## Task description:
Give only one thing: the number of lines that include the word "handle".
BEGIN Records supplied
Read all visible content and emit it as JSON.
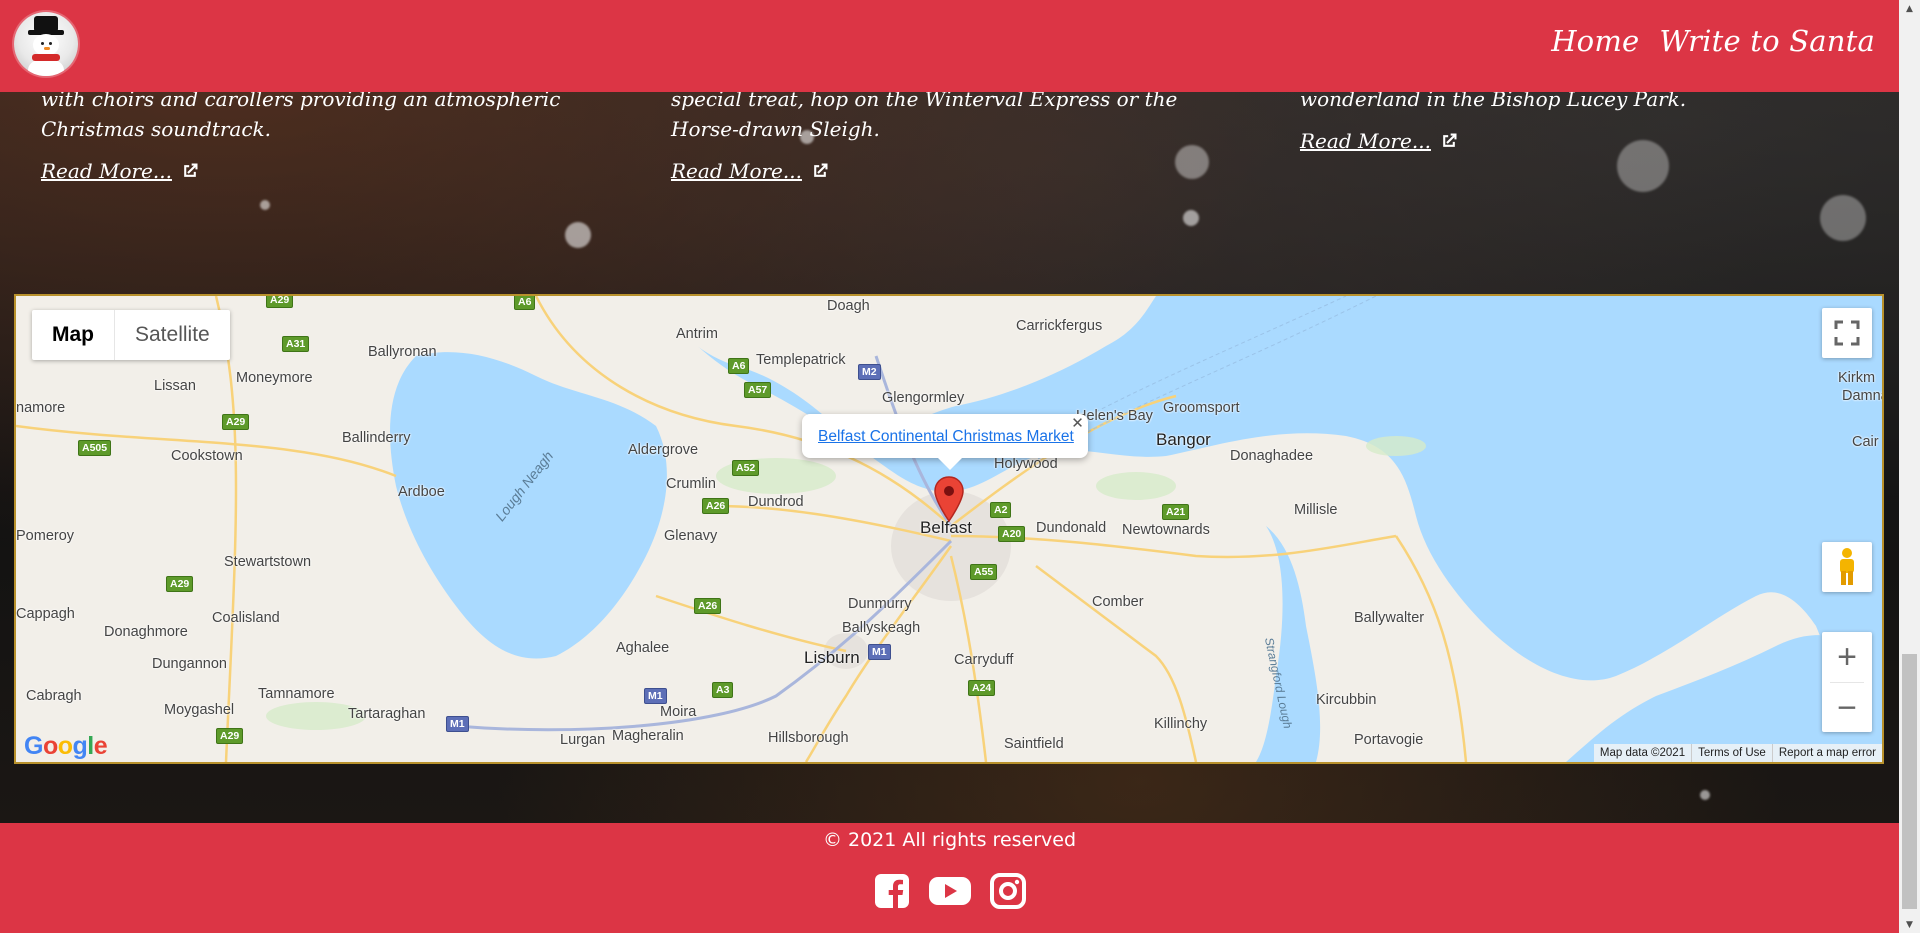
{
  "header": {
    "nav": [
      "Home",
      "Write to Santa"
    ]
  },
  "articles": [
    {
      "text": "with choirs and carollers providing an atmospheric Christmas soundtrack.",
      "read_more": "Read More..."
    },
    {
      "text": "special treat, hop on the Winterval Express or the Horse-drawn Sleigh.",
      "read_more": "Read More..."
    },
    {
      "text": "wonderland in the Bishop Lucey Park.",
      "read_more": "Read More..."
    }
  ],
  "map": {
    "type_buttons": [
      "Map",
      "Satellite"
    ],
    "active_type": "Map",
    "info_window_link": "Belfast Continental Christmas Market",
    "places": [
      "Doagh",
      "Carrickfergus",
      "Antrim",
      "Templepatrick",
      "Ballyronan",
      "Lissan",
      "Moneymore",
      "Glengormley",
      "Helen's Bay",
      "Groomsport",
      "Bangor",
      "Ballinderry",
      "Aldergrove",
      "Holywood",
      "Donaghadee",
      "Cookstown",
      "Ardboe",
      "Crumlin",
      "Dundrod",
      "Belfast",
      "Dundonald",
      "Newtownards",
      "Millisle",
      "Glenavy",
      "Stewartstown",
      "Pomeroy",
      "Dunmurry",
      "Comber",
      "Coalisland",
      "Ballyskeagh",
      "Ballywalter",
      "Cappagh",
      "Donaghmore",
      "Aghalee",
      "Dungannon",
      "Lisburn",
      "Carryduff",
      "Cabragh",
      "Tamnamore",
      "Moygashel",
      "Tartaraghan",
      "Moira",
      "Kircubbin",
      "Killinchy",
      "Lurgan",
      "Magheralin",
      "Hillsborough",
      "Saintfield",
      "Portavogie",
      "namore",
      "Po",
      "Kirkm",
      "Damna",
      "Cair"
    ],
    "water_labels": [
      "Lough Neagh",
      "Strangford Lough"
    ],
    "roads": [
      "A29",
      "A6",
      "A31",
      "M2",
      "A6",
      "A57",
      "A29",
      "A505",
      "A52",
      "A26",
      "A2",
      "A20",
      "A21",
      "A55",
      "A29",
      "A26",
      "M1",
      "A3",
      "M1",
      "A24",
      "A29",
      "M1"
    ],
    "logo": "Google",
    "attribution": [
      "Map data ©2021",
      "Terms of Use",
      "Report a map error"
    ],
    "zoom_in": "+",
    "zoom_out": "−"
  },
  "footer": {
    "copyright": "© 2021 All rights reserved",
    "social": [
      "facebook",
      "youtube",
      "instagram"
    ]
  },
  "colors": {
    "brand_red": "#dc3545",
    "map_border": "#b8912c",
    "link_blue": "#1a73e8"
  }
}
END Records supplied
BEGIN Records supplied
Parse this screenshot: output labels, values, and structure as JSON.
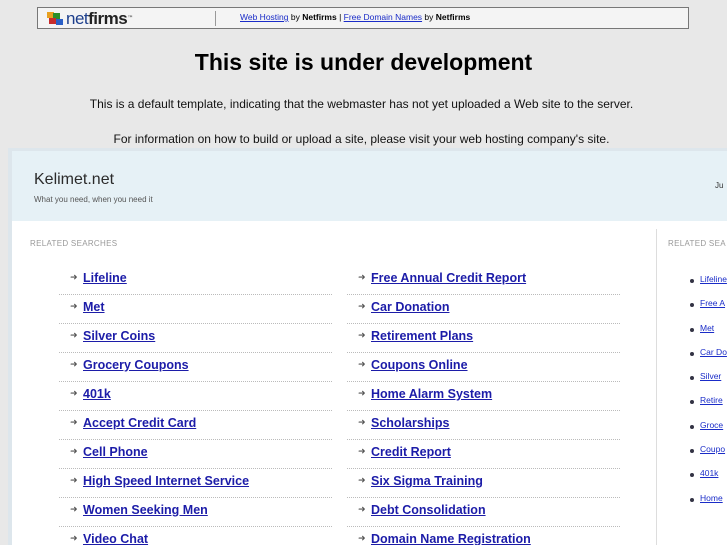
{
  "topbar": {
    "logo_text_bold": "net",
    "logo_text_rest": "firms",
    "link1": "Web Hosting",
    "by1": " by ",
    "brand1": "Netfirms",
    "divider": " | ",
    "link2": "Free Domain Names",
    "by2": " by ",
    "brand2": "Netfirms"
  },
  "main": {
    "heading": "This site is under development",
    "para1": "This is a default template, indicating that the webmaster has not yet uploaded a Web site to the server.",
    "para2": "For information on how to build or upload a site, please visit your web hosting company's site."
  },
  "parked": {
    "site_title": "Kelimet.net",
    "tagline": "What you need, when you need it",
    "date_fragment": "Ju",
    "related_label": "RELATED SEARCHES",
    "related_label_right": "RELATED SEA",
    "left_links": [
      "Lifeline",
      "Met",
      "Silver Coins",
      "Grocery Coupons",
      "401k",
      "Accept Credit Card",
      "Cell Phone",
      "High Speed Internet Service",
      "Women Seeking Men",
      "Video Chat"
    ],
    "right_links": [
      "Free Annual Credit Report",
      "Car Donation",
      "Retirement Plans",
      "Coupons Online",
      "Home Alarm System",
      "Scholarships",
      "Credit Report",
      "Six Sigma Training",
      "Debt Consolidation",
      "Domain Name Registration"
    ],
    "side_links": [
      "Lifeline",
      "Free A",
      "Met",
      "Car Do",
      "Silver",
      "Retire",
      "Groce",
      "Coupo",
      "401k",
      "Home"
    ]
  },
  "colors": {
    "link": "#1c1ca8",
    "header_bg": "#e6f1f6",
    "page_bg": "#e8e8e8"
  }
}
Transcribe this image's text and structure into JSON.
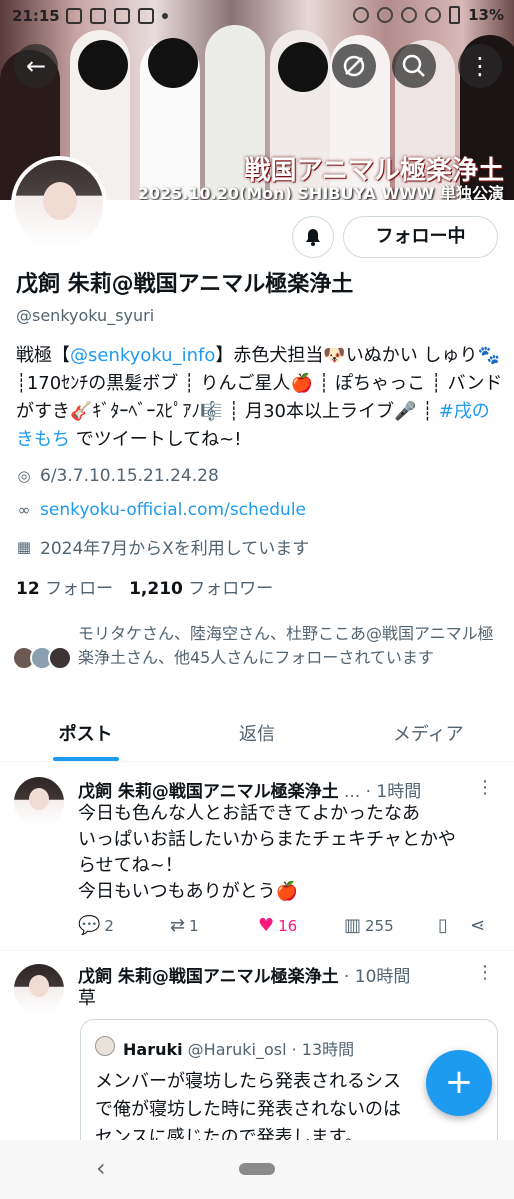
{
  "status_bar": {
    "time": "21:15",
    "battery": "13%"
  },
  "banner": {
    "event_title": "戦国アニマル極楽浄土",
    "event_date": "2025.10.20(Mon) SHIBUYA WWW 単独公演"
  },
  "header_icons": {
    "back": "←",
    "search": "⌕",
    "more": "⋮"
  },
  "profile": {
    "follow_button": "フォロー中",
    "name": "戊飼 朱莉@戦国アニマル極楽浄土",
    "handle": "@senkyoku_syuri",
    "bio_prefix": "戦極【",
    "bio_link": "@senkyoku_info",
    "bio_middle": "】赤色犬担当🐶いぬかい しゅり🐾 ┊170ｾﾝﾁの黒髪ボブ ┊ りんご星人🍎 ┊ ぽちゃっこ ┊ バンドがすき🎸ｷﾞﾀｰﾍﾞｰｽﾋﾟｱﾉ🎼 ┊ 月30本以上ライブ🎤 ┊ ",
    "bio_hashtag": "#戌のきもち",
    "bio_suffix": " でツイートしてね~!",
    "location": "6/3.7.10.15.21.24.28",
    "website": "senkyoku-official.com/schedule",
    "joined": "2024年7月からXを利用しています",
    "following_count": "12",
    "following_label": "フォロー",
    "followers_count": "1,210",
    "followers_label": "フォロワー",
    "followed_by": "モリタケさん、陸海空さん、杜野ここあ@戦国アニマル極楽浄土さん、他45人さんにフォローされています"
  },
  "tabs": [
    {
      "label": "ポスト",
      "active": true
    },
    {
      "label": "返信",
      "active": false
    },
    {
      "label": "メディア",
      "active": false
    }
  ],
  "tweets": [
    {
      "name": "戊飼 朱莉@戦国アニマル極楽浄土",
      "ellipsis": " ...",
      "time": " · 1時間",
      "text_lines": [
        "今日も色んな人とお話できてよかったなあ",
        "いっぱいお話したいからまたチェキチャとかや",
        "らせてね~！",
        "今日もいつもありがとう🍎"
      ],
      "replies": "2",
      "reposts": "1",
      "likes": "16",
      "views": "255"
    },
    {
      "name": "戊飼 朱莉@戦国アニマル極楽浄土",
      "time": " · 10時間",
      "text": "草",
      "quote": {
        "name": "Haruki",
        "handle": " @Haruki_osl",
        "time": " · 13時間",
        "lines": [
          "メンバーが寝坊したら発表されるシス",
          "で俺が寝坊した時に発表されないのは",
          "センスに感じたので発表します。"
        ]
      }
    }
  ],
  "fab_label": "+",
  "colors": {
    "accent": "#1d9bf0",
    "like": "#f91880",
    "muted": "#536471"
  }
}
END Records supplied
## Worked answer:
2